DESCRIPTION OF THE TASK: Output the records exactly as they appear, with no pictures included.

BEGIN DATA ROWS

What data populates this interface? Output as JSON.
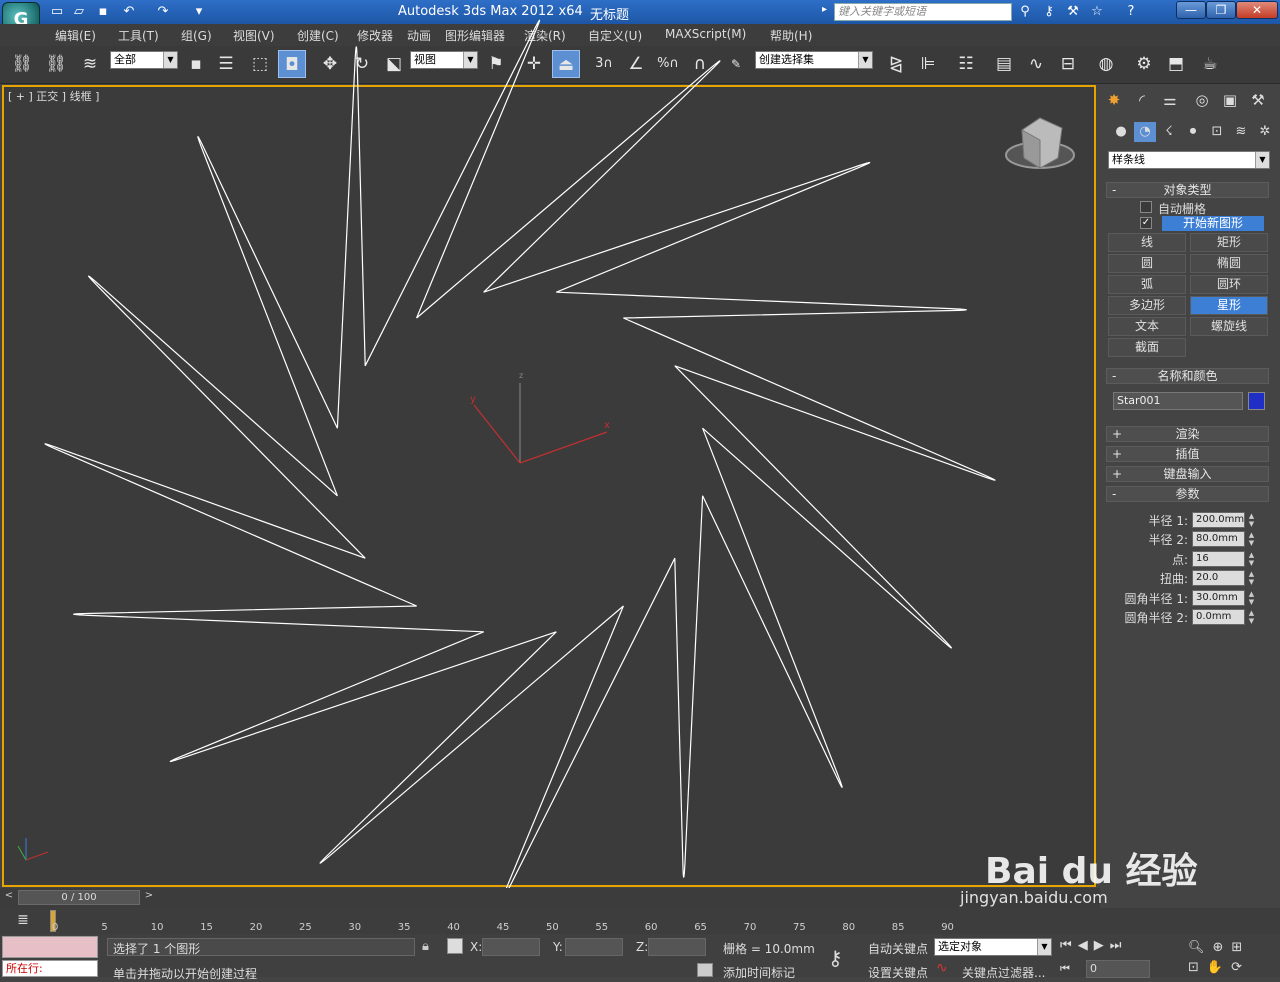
{
  "titlebar": {
    "logo": "G",
    "app_title": "Autodesk 3ds Max  2012 x64",
    "doc_title": "无标题",
    "search_placeholder": "键入关键字或短语",
    "minimize": "—",
    "restore": "❐",
    "close": "✕"
  },
  "menu": [
    "编辑(E)",
    "工具(T)",
    "组(G)",
    "视图(V)",
    "创建(C)",
    "修改器",
    "动画",
    "图形编辑器",
    "渲染(R)",
    "自定义(U)",
    "MAXScript(M)",
    "帮助(H)"
  ],
  "toolbar": {
    "selection_filter": "全部",
    "ref_coord": "视图",
    "named_selection": "创建选择集",
    "snap_label": "3"
  },
  "viewport": {
    "label": "[ + ] 正交 ] 线框 ]",
    "axis_x": "x",
    "axis_y": "y",
    "axis_z": "z"
  },
  "command_panel": {
    "category_dropdown": "样条线",
    "object_type": {
      "title": "对象类型",
      "autogrid": "自动栅格",
      "start_new_shape": "开始新图形",
      "buttons": [
        "线",
        "矩形",
        "圆",
        "椭圆",
        "弧",
        "圆环",
        "多边形",
        "星形",
        "文本",
        "螺旋线",
        "截面"
      ],
      "selected": "星形"
    },
    "name_color": {
      "title": "名称和颜色",
      "name": "Star001",
      "color": "#1f2ec4"
    },
    "collapsed": [
      "渲染",
      "插值",
      "键盘输入"
    ],
    "parameters": {
      "title": "参数",
      "rows": [
        {
          "label": "半径 1:",
          "value": "200.0mm"
        },
        {
          "label": "半径 2:",
          "value": "80.0mm"
        },
        {
          "label": "点:",
          "value": "16"
        },
        {
          "label": "扭曲:",
          "value": "20.0"
        },
        {
          "label": "圆角半径 1:",
          "value": "30.0mm"
        },
        {
          "label": "圆角半径 2:",
          "value": "0.0mm"
        }
      ]
    }
  },
  "timeline": {
    "frame_display": "0 / 100",
    "prev": "<",
    "next": ">",
    "ticks": [
      "0",
      "5",
      "10",
      "15",
      "20",
      "25",
      "30",
      "35",
      "40",
      "45",
      "50",
      "55",
      "60",
      "65",
      "70",
      "75",
      "80",
      "85",
      "90"
    ]
  },
  "status": {
    "mode": "所在行:",
    "selection_info": "选择了 1 个图形",
    "prompt": "单击并拖动以开始创建过程",
    "x_label": "X:",
    "y_label": "Y:",
    "z_label": "Z:",
    "grid": "栅格 = 10.0mm",
    "add_time_tag": "添加时间标记",
    "auto_key": "自动关键点",
    "set_key": "设置关键点",
    "key_mode": "选定对象",
    "key_filters": "关键点过滤器...",
    "frame_value": "0"
  },
  "watermark": {
    "brand": "Bai du 经验",
    "url": "jingyan.baidu.com"
  }
}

END DATA ROWS

RESULT:
What data populates this interface? Output as JSON.
{
  "titlebar": {
    "logo": "G",
    "app_title": "Autodesk 3ds Max  2012 x64",
    "doc_title": "无标题",
    "search_placeholder": "键入关键字或短语",
    "minimize": "—",
    "restore": "❐",
    "close": "✕"
  },
  "menu": [
    "编辑(E)",
    "工具(T)",
    "组(G)",
    "视图(V)",
    "创建(C)",
    "修改器",
    "动画",
    "图形编辑器",
    "渲染(R)",
    "自定义(U)",
    "MAXScript(M)",
    "帮助(H)"
  ],
  "toolbar": {
    "selection_filter": "全部",
    "ref_coord": "视图",
    "named_selection": "创建选择集",
    "snap_label": "3"
  },
  "viewport": {
    "label": "[ + ] 正交 ] 线框 ]",
    "axis_x": "x",
    "axis_y": "y",
    "axis_z": "z"
  },
  "command_panel": {
    "category_dropdown": "样条线",
    "object_type": {
      "title": "对象类型",
      "autogrid": "自动栅格",
      "start_new_shape": "开始新图形",
      "buttons": [
        "线",
        "矩形",
        "圆",
        "椭圆",
        "弧",
        "圆环",
        "多边形",
        "星形",
        "文本",
        "螺旋线",
        "截面"
      ],
      "selected": "星形"
    },
    "name_color": {
      "title": "名称和颜色",
      "name": "Star001",
      "color": "#1f2ec4"
    },
    "collapsed": [
      "渲染",
      "插值",
      "键盘输入"
    ],
    "parameters": {
      "title": "参数",
      "rows": [
        {
          "label": "半径 1:",
          "value": "200.0mm"
        },
        {
          "label": "半径 2:",
          "value": "80.0mm"
        },
        {
          "label": "点:",
          "value": "16"
        },
        {
          "label": "扭曲:",
          "value": "20.0"
        },
        {
          "label": "圆角半径 1:",
          "value": "30.0mm"
        },
        {
          "label": "圆角半径 2:",
          "value": "0.0mm"
        }
      ]
    }
  },
  "timeline": {
    "frame_display": "0 / 100",
    "prev": "<",
    "next": ">",
    "ticks": [
      "0",
      "5",
      "10",
      "15",
      "20",
      "25",
      "30",
      "35",
      "40",
      "45",
      "50",
      "55",
      "60",
      "65",
      "70",
      "75",
      "80",
      "85",
      "90"
    ]
  },
  "status": {
    "mode": "所在行:",
    "selection_info": "选择了 1 个图形",
    "prompt": "单击并拖动以开始创建过程",
    "x_label": "X:",
    "y_label": "Y:",
    "z_label": "Z:",
    "grid": "栅格 = 10.0mm",
    "add_time_tag": "添加时间标记",
    "auto_key": "自动关键点",
    "set_key": "设置关键点",
    "key_mode": "选定对象",
    "key_filters": "关键点过滤器...",
    "frame_value": "0"
  },
  "watermark": {
    "brand": "Bai du 经验",
    "url": "jingyan.baidu.com"
  }
}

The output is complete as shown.